• Exercise brief: Repeat back all of the lines below word for word, keeping them in the same order.

--- Material for the task ---

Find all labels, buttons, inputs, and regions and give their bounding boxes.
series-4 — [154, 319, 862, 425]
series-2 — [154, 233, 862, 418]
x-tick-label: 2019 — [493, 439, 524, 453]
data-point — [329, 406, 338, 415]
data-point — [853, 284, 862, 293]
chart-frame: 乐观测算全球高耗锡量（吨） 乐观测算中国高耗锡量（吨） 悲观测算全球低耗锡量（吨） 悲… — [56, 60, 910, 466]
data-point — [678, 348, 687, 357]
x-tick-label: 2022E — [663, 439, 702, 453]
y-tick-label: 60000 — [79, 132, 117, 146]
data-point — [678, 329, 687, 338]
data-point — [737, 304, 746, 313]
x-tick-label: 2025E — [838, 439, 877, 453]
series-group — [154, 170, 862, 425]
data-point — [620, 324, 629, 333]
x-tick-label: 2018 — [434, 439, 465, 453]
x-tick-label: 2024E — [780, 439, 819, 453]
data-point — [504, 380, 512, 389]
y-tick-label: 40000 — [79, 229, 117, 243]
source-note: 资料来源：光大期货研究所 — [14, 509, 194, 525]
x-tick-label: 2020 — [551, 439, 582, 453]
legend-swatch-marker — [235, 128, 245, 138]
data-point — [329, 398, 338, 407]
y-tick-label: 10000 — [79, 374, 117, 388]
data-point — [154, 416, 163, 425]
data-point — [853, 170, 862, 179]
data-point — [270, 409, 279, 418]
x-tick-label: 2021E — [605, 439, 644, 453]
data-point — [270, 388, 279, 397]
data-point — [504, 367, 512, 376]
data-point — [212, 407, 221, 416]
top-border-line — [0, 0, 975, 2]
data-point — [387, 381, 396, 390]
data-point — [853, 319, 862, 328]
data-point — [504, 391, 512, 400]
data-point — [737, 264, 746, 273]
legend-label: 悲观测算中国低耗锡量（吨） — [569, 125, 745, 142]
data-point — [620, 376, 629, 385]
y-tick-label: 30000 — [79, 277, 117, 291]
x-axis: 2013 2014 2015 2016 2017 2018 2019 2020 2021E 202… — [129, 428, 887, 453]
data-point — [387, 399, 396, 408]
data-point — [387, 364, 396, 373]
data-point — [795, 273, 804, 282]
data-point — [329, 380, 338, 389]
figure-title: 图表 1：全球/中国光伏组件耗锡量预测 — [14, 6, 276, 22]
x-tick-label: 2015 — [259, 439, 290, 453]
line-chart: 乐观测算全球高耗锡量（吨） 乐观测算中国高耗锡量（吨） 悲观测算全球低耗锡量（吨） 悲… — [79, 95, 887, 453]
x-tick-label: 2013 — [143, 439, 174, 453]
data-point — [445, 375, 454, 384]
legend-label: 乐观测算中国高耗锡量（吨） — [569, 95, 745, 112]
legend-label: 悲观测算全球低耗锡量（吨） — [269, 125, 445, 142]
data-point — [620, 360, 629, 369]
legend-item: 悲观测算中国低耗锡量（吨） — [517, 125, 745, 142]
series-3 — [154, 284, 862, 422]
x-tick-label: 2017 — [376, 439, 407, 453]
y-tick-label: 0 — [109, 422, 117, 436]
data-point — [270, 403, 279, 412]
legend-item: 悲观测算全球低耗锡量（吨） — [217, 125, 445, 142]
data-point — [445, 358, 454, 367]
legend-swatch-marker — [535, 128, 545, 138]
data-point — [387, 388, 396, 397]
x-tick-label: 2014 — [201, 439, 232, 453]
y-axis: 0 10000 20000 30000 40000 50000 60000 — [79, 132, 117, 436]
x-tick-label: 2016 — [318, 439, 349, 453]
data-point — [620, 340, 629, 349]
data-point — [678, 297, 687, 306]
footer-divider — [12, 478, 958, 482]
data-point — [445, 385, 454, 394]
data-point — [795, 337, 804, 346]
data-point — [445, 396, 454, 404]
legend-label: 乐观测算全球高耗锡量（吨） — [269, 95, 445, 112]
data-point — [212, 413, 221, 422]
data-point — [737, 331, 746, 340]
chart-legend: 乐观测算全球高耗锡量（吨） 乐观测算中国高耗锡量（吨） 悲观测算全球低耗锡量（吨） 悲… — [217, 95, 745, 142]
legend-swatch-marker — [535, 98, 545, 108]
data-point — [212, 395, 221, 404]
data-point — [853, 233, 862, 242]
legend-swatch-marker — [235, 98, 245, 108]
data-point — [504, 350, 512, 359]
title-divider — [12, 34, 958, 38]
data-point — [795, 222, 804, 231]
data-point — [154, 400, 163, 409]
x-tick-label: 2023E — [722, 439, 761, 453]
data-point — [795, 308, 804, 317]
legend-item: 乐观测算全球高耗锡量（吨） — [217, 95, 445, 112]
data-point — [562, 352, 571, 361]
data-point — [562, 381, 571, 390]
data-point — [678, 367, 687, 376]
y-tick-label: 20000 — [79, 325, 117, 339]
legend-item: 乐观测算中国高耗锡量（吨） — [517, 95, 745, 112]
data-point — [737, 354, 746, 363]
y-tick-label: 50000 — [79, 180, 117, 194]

---

• Final result:
Find all labels, buttons, inputs, and regions and give their bounding boxes.
series-4 — [154, 319, 862, 425]
series-2 — [154, 233, 862, 418]
x-tick-label: 2019 — [493, 439, 524, 453]
data-point — [329, 406, 338, 415]
data-point — [853, 284, 862, 293]
chart-frame: 乐观测算全球高耗锡量（吨） 乐观测算中国高耗锡量（吨） 悲观测算全球低耗锡量（吨） 悲… — [56, 60, 910, 466]
data-point — [678, 348, 687, 357]
x-tick-label: 2022E — [663, 439, 702, 453]
y-tick-label: 60000 — [79, 132, 117, 146]
data-point — [678, 329, 687, 338]
data-point — [737, 304, 746, 313]
x-tick-label: 2025E — [838, 439, 877, 453]
series-group — [154, 170, 862, 425]
data-point — [620, 324, 629, 333]
x-tick-label: 2018 — [434, 439, 465, 453]
x-tick-label: 2024E — [780, 439, 819, 453]
data-point — [504, 380, 512, 389]
y-tick-label: 40000 — [79, 229, 117, 243]
source-note: 资料来源：光大期货研究所 — [14, 509, 194, 525]
x-tick-label: 2020 — [551, 439, 582, 453]
legend-swatch-marker — [235, 128, 245, 138]
data-point — [329, 398, 338, 407]
y-tick-label: 10000 — [79, 374, 117, 388]
data-point — [154, 416, 163, 425]
data-point — [853, 170, 862, 179]
data-point — [270, 409, 279, 418]
x-tick-label: 2021E — [605, 439, 644, 453]
data-point — [270, 388, 279, 397]
data-point — [504, 367, 512, 376]
data-point — [212, 407, 221, 416]
top-border-line — [0, 0, 975, 2]
data-point — [387, 381, 396, 390]
data-point — [853, 319, 862, 328]
data-point — [504, 391, 512, 400]
data-point — [737, 264, 746, 273]
legend-label: 悲观测算中国低耗锡量（吨） — [569, 125, 745, 142]
data-point — [620, 376, 629, 385]
y-tick-label: 30000 — [79, 277, 117, 291]
x-axis: 2013 2014 2015 2016 2017 2018 2019 2020 2021E 202… — [129, 428, 887, 453]
data-point — [387, 399, 396, 408]
data-point — [387, 364, 396, 373]
data-point — [795, 273, 804, 282]
data-point — [329, 380, 338, 389]
figure-title: 图表 1：全球/中国光伏组件耗锡量预测 — [14, 6, 276, 22]
x-tick-label: 2015 — [259, 439, 290, 453]
line-chart: 乐观测算全球高耗锡量（吨） 乐观测算中国高耗锡量（吨） 悲观测算全球低耗锡量（吨） 悲… — [79, 95, 887, 453]
x-tick-label: 2013 — [143, 439, 174, 453]
data-point — [445, 375, 454, 384]
legend-label: 乐观测算中国高耗锡量（吨） — [569, 95, 745, 112]
legend-label: 悲观测算全球低耗锡量（吨） — [269, 125, 445, 142]
data-point — [620, 360, 629, 369]
legend-item: 悲观测算中国低耗锡量（吨） — [517, 125, 745, 142]
series-3 — [154, 284, 862, 422]
x-tick-label: 2017 — [376, 439, 407, 453]
y-tick-label: 0 — [109, 422, 117, 436]
data-point — [270, 403, 279, 412]
legend-item: 悲观测算全球低耗锡量（吨） — [217, 125, 445, 142]
data-point — [445, 358, 454, 367]
legend-swatch-marker — [535, 128, 545, 138]
data-point — [387, 388, 396, 397]
x-tick-label: 2014 — [201, 439, 232, 453]
y-axis: 0 10000 20000 30000 40000 50000 60000 — [79, 132, 117, 436]
x-tick-label: 2016 — [318, 439, 349, 453]
data-point — [620, 340, 629, 349]
data-point — [678, 297, 687, 306]
footer-divider — [12, 478, 958, 482]
data-point — [445, 385, 454, 394]
data-point — [795, 337, 804, 346]
data-point — [445, 396, 454, 404]
legend-label: 乐观测算全球高耗锡量（吨） — [269, 95, 445, 112]
data-point — [212, 413, 221, 422]
data-point — [737, 331, 746, 340]
chart-legend: 乐观测算全球高耗锡量（吨） 乐观测算中国高耗锡量（吨） 悲观测算全球低耗锡量（吨） 悲… — [217, 95, 745, 142]
legend-swatch-marker — [535, 98, 545, 108]
data-point — [212, 395, 221, 404]
data-point — [853, 233, 862, 242]
legend-swatch-marker — [235, 98, 245, 108]
data-point — [504, 350, 512, 359]
title-divider — [12, 34, 958, 38]
data-point — [795, 222, 804, 231]
data-point — [154, 400, 163, 409]
x-tick-label: 2023E — [722, 439, 761, 453]
data-point — [795, 308, 804, 317]
legend-item: 乐观测算全球高耗锡量（吨） — [217, 95, 445, 112]
data-point — [562, 352, 571, 361]
data-point — [562, 381, 571, 390]
data-point — [678, 367, 687, 376]
y-tick-label: 20000 — [79, 325, 117, 339]
legend-item: 乐观测算中国高耗锡量（吨） — [517, 95, 745, 112]
data-point — [737, 354, 746, 363]
y-tick-label: 50000 — [79, 180, 117, 194]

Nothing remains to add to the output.